## start Dataset content

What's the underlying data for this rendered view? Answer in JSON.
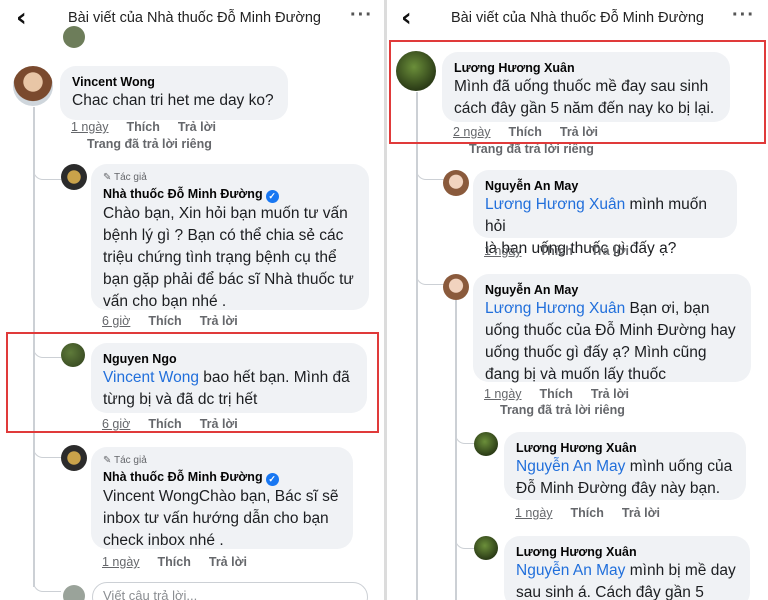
{
  "left": {
    "header": {
      "title": "Bài viết của Nhà thuốc Đỗ Minh Đường"
    },
    "comments": [
      {
        "author": "Vincent Wong",
        "text": "Chac chan tri het me day ko?",
        "time": "1 ngày",
        "like": "Thích",
        "reply": "Trả lời",
        "note": "Trang đã trả lời riêng"
      },
      {
        "badge": "Tác giả",
        "author": "Nhà thuốc Đỗ Minh Đường",
        "lines": [
          "Chào bạn, Xin hỏi bạn muốn tư vấn",
          "bệnh lý gì ? Bạn có thể chia sẻ các",
          "triệu chứng tình trạng bệnh  cụ thể",
          "bạn gặp phải để bác sĩ Nhà thuốc tư",
          "vấn cho bạn nhé ."
        ],
        "time": "6 giờ",
        "like": "Thích",
        "reply": "Trả lời"
      },
      {
        "author": "Nguyen Ngo",
        "mention": "Vincent Wong",
        "line1_rest": " bao hết bạn. Mình đã",
        "line2": "từng bị và đã dc trị hết",
        "time": "6 giờ",
        "like": "Thích",
        "reply": "Trả lời"
      },
      {
        "badge": "Tác giả",
        "author": "Nhà thuốc Đỗ Minh Đường",
        "lines": [
          "Vincent WongChào bạn, Bác sĩ sẽ",
          "inbox tư vấn hướng dẫn cho bạn",
          "check inbox nhé ."
        ],
        "time": "1 ngày",
        "like": "Thích",
        "reply": "Trả lời"
      }
    ],
    "input_placeholder": "Viết câu trả lời..."
  },
  "right": {
    "header": {
      "title": "Bài viết của Nhà thuốc Đỗ Minh Đường"
    },
    "comments": [
      {
        "author": "Lương Hương Xuân",
        "lines": [
          "Mình đã uống thuốc mề đay sau sinh",
          "cách đây gần 5 năm đến nay ko bị lại."
        ],
        "time": "2 ngày",
        "like": "Thích",
        "reply": "Trả lời",
        "note": "Trang đã trả lời riêng"
      },
      {
        "author": "Nguyễn An May",
        "mention": "Lương Hương Xuân",
        "line1_rest": " mình muốn hỏi",
        "rest": [
          "là bạn uống thuốc gì đấy ạ?"
        ],
        "time": "1 ngày",
        "like": "Thích",
        "reply": "Trả lời"
      },
      {
        "author": "Nguyễn An May",
        "mention": "Lương Hương Xuân",
        "line1_rest": " Bạn ơi, bạn",
        "rest": [
          "uống thuốc của Đỗ Minh Đường hay",
          "uống thuốc gì đấy ạ? Mình cũng",
          "đang bị và muốn lấy thuốc"
        ],
        "time": "1 ngày",
        "like": "Thích",
        "reply": "Trả lời",
        "note": "Trang đã trả lời riêng"
      },
      {
        "author": "Lương Hương Xuân",
        "mention": "Nguyễn An May",
        "line1_rest": " mình uống của",
        "rest": [
          "Đỗ Minh Đường đây này bạn."
        ],
        "time": "1 ngày",
        "like": "Thích",
        "reply": "Trả lời"
      },
      {
        "author": "Lương Hương Xuân",
        "mention": "Nguyễn An May",
        "line1_rest": " mình bị mề day",
        "rest": [
          "sau sinh á. Cách đây gần 5"
        ]
      }
    ]
  },
  "colors": {
    "highlight": "#e03a3a",
    "mention": "#216fdb",
    "bubble": "#f0f2f5",
    "verified": "#1877f2"
  }
}
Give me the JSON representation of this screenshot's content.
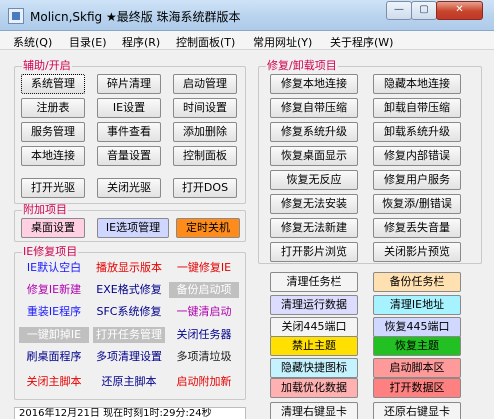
{
  "window": {
    "title": "Molicn,Skfig ★最终版 珠海系统群版本",
    "minimize": "—",
    "maximize": "▢",
    "close": "✕"
  },
  "menu": [
    "系统(Q)",
    "目录(E)",
    "程序(R)",
    "控制面板(T)",
    "常用网址(Y)",
    "关于程序(W)"
  ],
  "group_aux": {
    "title": "辅助/开启",
    "buttons": [
      "系统管理",
      "碎片清理",
      "启动管理",
      "注册表",
      "IE设置",
      "时间设置",
      "服务管理",
      "事件查看",
      "添加删除",
      "本地连接",
      "音量设置",
      "控制面板",
      "打开光驱",
      "关闭光驱",
      "打开DOS"
    ]
  },
  "group_extra": {
    "title": "附加项目",
    "buttons": [
      {
        "label": "桌面设置",
        "bg": "#ffd0e2"
      },
      {
        "label": "IE选项管理",
        "bg": "#cfd6ff"
      },
      {
        "label": "定时关机",
        "bg": "#ff8c1a"
      }
    ]
  },
  "group_ie": {
    "title": "IE修复项目",
    "items": [
      {
        "label": "IE默认空白",
        "color": "#1a1aff",
        "bg": ""
      },
      {
        "label": "播放显示版本",
        "color": "#e60000",
        "bg": ""
      },
      {
        "label": "一键修复IE",
        "color": "#e60000",
        "bg": ""
      },
      {
        "label": "修复IE新建",
        "color": "#b000b0",
        "bg": ""
      },
      {
        "label": "EXE格式修复",
        "color": "#00008b",
        "bg": ""
      },
      {
        "label": "备份启动项",
        "color": "#ffffff",
        "bg": "#c0c0c0"
      },
      {
        "label": "重装IE程序",
        "color": "#1a1aff",
        "bg": ""
      },
      {
        "label": "SFC系统修复",
        "color": "#00008b",
        "bg": ""
      },
      {
        "label": "一键清启动",
        "color": "#b000b0",
        "bg": ""
      },
      {
        "label": "一键卸掉IE",
        "color": "#ffffff",
        "bg": "#c0c0c0"
      },
      {
        "label": "打开任务管理",
        "color": "#ffffff",
        "bg": "#c0c0c0"
      },
      {
        "label": "关闭任务器",
        "color": "#00008b",
        "bg": ""
      },
      {
        "label": "刷桌面程序",
        "color": "#00008b",
        "bg": ""
      },
      {
        "label": "多项清理设置",
        "color": "#00008b",
        "bg": ""
      },
      {
        "label": "多项清垃圾",
        "color": "#1a1a1a",
        "bg": ""
      },
      {
        "label": "关闭主脚本",
        "color": "#e60000",
        "bg": ""
      },
      {
        "label": "还原主脚本",
        "color": "#00008b",
        "bg": ""
      },
      {
        "label": "启动附加新",
        "color": "#e60000",
        "bg": ""
      }
    ]
  },
  "group_repair": {
    "title": "修复/卸载项目",
    "buttons": [
      "修复本地连接",
      "隐藏本地连接",
      "修复自带压缩",
      "卸载自带压缩",
      "修复系统升级",
      "卸载系统升级",
      "恢复桌面显示",
      "修复内部错误",
      "恢复无反应",
      "修复用户服务",
      "修复无法安装",
      "恢复添/删错误",
      "修复无法新建",
      "修复丢失音量",
      "打开影片浏览",
      "关闭影片预览"
    ]
  },
  "colored_buttons": [
    {
      "label": "清理任务栏",
      "bg": "#f4f4f4",
      "color": "#000000"
    },
    {
      "label": "备份任务栏",
      "bg": "#ffe0b0",
      "color": "#000000"
    },
    {
      "label": "清理运行数据",
      "bg": "#dcdcff",
      "color": "#000000"
    },
    {
      "label": "清理IE地址",
      "bg": "#a6f2ff",
      "color": "#000000"
    },
    {
      "label": "关闭445端口",
      "bg": "#f4f4f4",
      "color": "#000000"
    },
    {
      "label": "恢复445端口",
      "bg": "#d0d8ff",
      "color": "#000000"
    },
    {
      "label": "禁止主题",
      "bg": "#ffe000",
      "color": "#000000"
    },
    {
      "label": "恢复主题",
      "bg": "#22c022",
      "color": "#000000"
    },
    {
      "label": "隐藏快捷图标",
      "bg": "#c4f2ff",
      "color": "#000000"
    },
    {
      "label": "启动脚本区",
      "bg": "#ff9a9a",
      "color": "#000000"
    },
    {
      "label": "加载优化数据",
      "bg": "#ffb0b0",
      "color": "#000000"
    },
    {
      "label": "打开数据区",
      "bg": "#ff8080",
      "color": "#000000"
    },
    {
      "label": "清理右键显卡",
      "bg": "#f4f4f4",
      "color": "#000000"
    },
    {
      "label": "还原右键显卡",
      "bg": "#f4f4f4",
      "color": "#000000"
    }
  ],
  "status": {
    "text": "2016年12月21日 现在时刻1时:29分:24秒"
  }
}
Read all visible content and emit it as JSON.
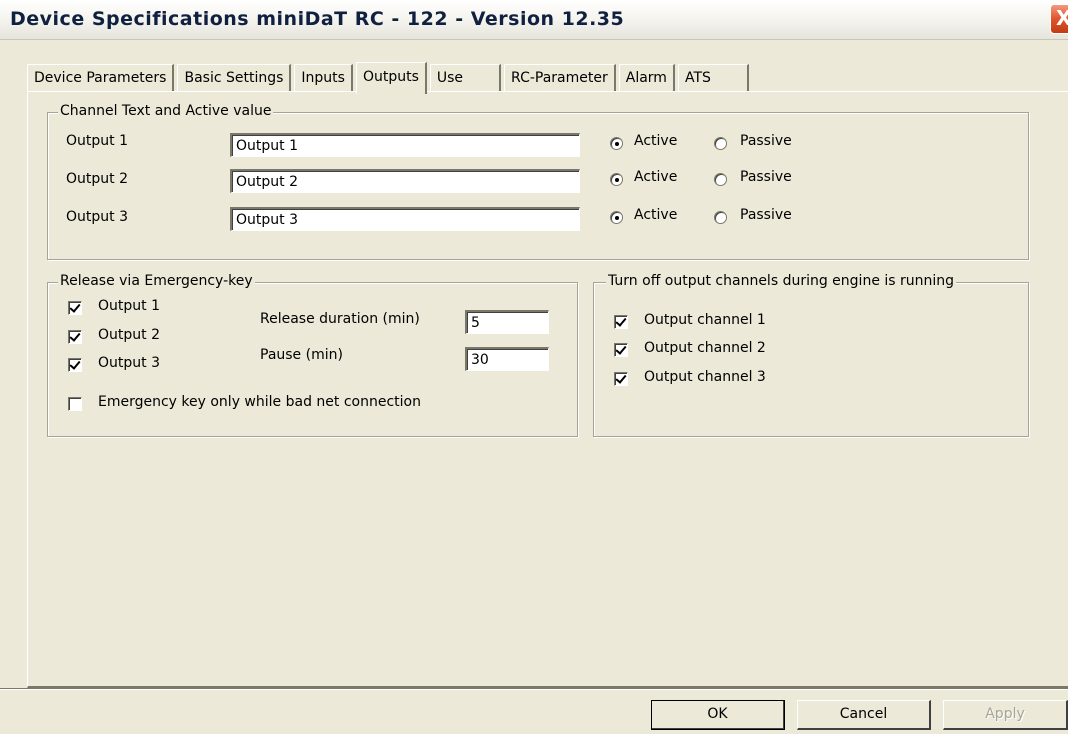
{
  "window": {
    "title": "Device Specifications miniDaT RC - 122 - Version 12.35",
    "close_glyph": "X"
  },
  "tabs": [
    {
      "label": "Device Parameters",
      "active": false
    },
    {
      "label": "Basic Settings",
      "active": false
    },
    {
      "label": "Inputs",
      "active": false
    },
    {
      "label": "Outputs",
      "active": true
    },
    {
      "label": "Use",
      "active": false
    },
    {
      "label": "RC-Parameter",
      "active": false
    },
    {
      "label": "Alarm",
      "active": false
    },
    {
      "label": "ATS",
      "active": false
    }
  ],
  "channel_group": {
    "title": "Channel Text and Active value",
    "rows": [
      {
        "label": "Output 1",
        "value": "Output 1",
        "active_label": "Active",
        "passive_label": "Passive",
        "selected": "Active"
      },
      {
        "label": "Output 2",
        "value": "Output 2",
        "active_label": "Active",
        "passive_label": "Passive",
        "selected": "Active"
      },
      {
        "label": "Output 3",
        "value": "Output 3",
        "active_label": "Active",
        "passive_label": "Passive",
        "selected": "Active"
      }
    ]
  },
  "release_group": {
    "title": "Release via Emergency-key",
    "outputs": [
      {
        "label": "Output 1",
        "checked": true
      },
      {
        "label": "Output 2",
        "checked": true
      },
      {
        "label": "Output 3",
        "checked": true
      }
    ],
    "duration_label": "Release duration (min)",
    "duration_value": "5",
    "pause_label": "Pause (min)",
    "pause_value": "30",
    "bad_net_label": "Emergency key only while bad net connection",
    "bad_net_checked": false
  },
  "engine_group": {
    "title": "Turn off output channels during engine is running",
    "channels": [
      {
        "label": "Output channel 1",
        "checked": true
      },
      {
        "label": "Output channel 2",
        "checked": true
      },
      {
        "label": "Output channel 3",
        "checked": true
      }
    ]
  },
  "buttons": {
    "ok": "OK",
    "cancel": "Cancel",
    "apply": "Apply"
  }
}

## end Dataset content

== Instructions to follow ==
Looking at the records above, report how many lines contain the word "bệnh". Answer with the number only.

== Written response ==
2